**** TASK MATERIAL
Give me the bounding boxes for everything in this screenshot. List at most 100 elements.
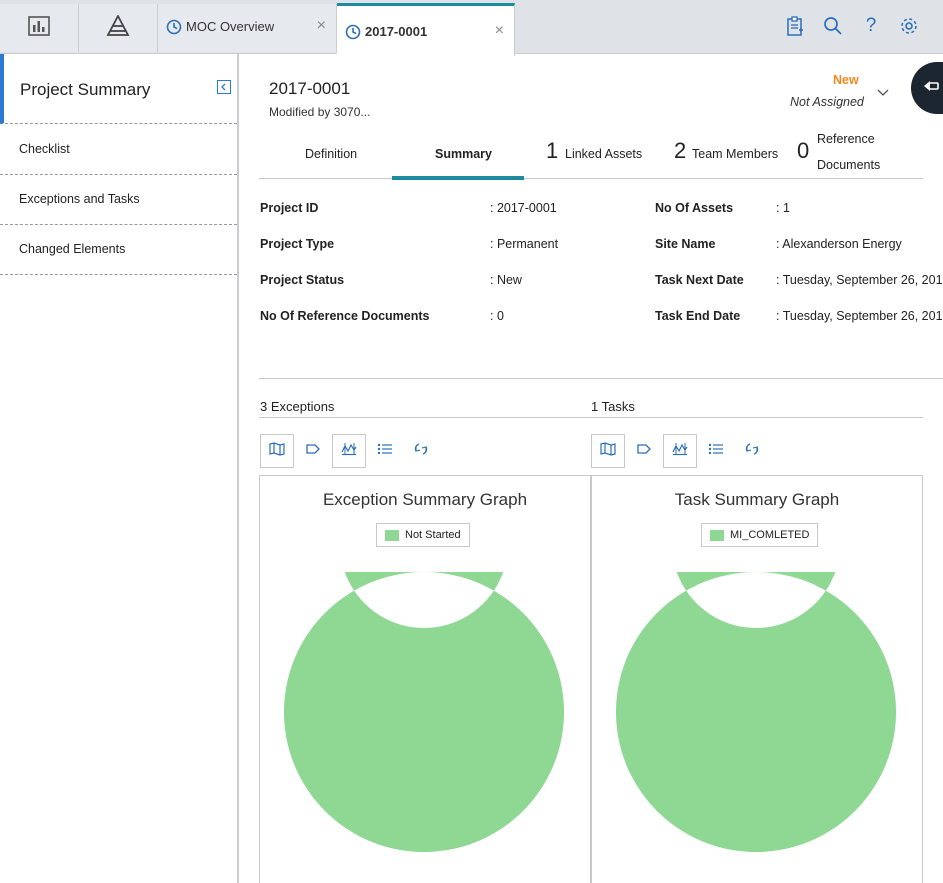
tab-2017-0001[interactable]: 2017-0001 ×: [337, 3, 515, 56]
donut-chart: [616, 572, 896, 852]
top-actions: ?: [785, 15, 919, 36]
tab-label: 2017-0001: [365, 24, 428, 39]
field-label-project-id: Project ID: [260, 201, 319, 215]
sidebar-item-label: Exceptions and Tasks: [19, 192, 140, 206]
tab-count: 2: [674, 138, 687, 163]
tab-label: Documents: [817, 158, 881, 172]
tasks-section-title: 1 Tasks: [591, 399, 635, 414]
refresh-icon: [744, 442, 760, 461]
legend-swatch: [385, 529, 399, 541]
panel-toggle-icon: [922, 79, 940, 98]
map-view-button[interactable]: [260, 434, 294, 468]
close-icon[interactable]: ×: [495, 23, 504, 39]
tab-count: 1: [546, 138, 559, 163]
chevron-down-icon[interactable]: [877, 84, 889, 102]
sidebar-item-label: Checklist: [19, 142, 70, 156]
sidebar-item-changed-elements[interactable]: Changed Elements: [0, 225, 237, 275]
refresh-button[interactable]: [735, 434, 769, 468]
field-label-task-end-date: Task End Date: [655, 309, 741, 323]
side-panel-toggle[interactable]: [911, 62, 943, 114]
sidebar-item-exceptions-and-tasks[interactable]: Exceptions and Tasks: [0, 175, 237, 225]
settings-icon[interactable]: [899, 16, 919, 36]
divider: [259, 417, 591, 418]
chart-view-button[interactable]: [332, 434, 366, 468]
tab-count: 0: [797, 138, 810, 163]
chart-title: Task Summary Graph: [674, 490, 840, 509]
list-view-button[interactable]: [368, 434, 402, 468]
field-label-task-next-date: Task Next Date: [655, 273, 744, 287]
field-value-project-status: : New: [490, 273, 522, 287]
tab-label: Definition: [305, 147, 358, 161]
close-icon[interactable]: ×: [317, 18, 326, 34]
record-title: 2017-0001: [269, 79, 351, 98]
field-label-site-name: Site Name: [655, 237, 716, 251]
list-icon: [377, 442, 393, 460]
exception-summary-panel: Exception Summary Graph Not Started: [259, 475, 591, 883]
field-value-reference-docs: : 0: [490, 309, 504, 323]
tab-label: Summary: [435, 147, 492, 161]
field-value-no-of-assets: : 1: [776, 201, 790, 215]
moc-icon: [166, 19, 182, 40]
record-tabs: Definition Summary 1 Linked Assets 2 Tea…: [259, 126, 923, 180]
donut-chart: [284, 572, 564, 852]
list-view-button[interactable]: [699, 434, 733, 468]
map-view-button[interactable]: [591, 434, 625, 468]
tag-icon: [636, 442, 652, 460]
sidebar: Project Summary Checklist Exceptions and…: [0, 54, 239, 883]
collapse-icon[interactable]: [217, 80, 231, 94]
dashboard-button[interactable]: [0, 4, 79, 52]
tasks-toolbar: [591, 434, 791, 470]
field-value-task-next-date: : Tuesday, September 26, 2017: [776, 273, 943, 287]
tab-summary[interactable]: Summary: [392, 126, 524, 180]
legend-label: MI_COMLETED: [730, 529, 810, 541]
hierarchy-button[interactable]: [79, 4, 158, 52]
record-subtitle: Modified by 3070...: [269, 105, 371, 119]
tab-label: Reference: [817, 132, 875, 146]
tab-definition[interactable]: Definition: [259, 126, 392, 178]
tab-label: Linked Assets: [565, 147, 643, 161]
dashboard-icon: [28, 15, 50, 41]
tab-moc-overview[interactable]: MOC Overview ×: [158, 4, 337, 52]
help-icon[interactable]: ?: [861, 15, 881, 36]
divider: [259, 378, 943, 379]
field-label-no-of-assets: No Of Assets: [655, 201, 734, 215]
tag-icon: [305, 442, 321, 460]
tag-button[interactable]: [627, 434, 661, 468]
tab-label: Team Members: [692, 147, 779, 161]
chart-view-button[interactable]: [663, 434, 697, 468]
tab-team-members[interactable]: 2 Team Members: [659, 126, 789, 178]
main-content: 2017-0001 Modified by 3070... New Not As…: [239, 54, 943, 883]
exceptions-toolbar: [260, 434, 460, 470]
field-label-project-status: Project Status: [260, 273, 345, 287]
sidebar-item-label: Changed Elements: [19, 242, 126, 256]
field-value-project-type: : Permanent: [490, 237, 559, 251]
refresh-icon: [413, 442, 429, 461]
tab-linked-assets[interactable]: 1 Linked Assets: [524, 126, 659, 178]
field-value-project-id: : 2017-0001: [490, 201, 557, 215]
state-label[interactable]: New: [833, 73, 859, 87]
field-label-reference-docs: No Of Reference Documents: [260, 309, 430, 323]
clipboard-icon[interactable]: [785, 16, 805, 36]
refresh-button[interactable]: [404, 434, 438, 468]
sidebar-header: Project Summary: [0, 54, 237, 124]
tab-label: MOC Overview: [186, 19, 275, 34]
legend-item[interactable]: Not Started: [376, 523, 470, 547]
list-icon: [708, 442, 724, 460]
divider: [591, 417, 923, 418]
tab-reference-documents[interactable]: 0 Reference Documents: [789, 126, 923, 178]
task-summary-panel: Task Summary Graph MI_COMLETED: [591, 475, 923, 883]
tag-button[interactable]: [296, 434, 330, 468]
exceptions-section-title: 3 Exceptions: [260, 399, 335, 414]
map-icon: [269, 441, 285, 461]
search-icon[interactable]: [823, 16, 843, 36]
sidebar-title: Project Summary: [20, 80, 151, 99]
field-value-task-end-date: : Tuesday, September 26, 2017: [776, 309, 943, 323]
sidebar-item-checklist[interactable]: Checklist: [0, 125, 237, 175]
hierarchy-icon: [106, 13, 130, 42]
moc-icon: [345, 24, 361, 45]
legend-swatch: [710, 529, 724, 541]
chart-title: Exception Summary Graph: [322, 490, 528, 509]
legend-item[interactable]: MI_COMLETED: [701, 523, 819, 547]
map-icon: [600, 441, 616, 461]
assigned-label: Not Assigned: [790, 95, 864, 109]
********
**** TASK MATERIAL
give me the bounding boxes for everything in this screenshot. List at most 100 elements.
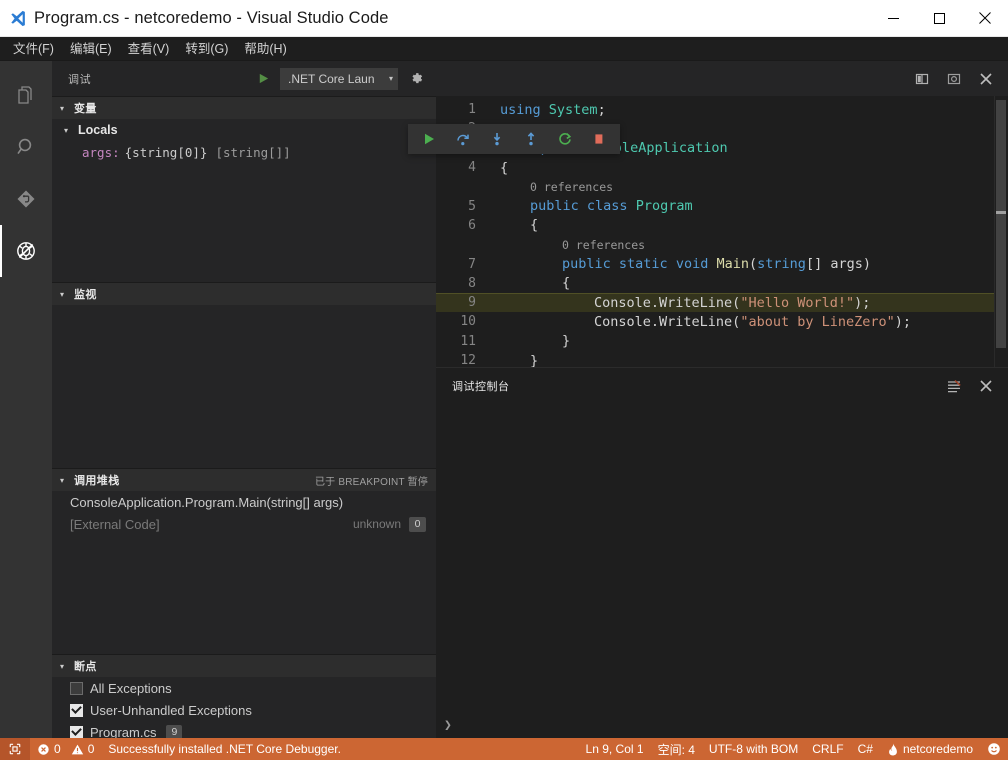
********
EXERCISE INSTRUCTIONS:
Tally the lines of the data above that contain the string "refresh", with case counting. Reply with the number alone.

FULL SOLUTION:
4